[Data items]
####

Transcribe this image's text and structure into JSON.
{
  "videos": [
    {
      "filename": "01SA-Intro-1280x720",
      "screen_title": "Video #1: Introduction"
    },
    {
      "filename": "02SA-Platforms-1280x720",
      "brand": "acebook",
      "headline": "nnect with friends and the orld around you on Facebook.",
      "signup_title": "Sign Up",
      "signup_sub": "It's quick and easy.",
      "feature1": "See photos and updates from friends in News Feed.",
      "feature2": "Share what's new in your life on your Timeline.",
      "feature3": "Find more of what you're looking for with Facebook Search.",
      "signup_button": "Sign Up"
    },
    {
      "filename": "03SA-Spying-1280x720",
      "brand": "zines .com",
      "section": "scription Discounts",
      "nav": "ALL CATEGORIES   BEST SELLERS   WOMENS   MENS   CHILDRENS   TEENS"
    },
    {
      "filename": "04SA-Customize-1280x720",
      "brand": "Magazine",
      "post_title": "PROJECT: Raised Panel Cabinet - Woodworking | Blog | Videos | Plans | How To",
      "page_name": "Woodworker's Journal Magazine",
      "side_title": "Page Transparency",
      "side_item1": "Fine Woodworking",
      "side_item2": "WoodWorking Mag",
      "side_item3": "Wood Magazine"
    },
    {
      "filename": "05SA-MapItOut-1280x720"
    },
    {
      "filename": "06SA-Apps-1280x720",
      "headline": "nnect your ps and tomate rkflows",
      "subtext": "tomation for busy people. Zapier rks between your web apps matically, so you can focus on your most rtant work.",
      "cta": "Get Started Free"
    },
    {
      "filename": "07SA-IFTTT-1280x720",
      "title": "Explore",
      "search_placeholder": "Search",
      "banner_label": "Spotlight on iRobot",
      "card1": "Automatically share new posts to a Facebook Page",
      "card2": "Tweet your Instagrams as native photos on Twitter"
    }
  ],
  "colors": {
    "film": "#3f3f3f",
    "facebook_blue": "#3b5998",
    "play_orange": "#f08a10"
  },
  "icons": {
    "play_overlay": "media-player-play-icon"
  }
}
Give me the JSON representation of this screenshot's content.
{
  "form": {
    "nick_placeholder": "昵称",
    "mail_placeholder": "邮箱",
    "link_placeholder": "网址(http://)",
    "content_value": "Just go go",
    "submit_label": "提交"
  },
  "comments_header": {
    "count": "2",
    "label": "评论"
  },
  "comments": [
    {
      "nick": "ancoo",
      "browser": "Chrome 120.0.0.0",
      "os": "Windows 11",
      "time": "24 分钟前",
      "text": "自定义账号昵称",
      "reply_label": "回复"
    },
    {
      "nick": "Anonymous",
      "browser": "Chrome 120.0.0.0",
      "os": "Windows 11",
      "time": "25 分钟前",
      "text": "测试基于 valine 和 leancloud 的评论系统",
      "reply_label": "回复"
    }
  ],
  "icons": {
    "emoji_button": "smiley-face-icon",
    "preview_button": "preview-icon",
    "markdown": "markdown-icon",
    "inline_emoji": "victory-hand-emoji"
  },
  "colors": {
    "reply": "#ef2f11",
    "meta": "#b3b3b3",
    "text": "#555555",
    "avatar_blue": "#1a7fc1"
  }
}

####

Written task
Repeat, without change, each line of the data above from the one that contains "Give me the" through the final line, counting both.

Solution for this exercise
Give me the JSON representation of this screenshot's content.
{
  "form": {
    "nick_placeholder": "昵称",
    "mail_placeholder": "邮箱",
    "link_placeholder": "网址(http://)",
    "content_value": "Just go go",
    "submit_label": "提交"
  },
  "comments_header": {
    "count": "2",
    "label": "评论"
  },
  "comments": [
    {
      "nick": "ancoo",
      "browser": "Chrome 120.0.0.0",
      "os": "Windows 11",
      "time": "24 分钟前",
      "text": "自定义账号昵称",
      "reply_label": "回复"
    },
    {
      "nick": "Anonymous",
      "browser": "Chrome 120.0.0.0",
      "os": "Windows 11",
      "time": "25 分钟前",
      "text": "测试基于 valine 和 leancloud 的评论系统",
      "reply_label": "回复"
    }
  ],
  "icons": {
    "emoji_button": "smiley-face-icon",
    "preview_button": "preview-icon",
    "markdown": "markdown-icon",
    "inline_emoji": "victory-hand-emoji"
  },
  "colors": {
    "reply": "#ef2f11",
    "meta": "#b3b3b3",
    "text": "#555555",
    "avatar_blue": "#1a7fc1"
  }
}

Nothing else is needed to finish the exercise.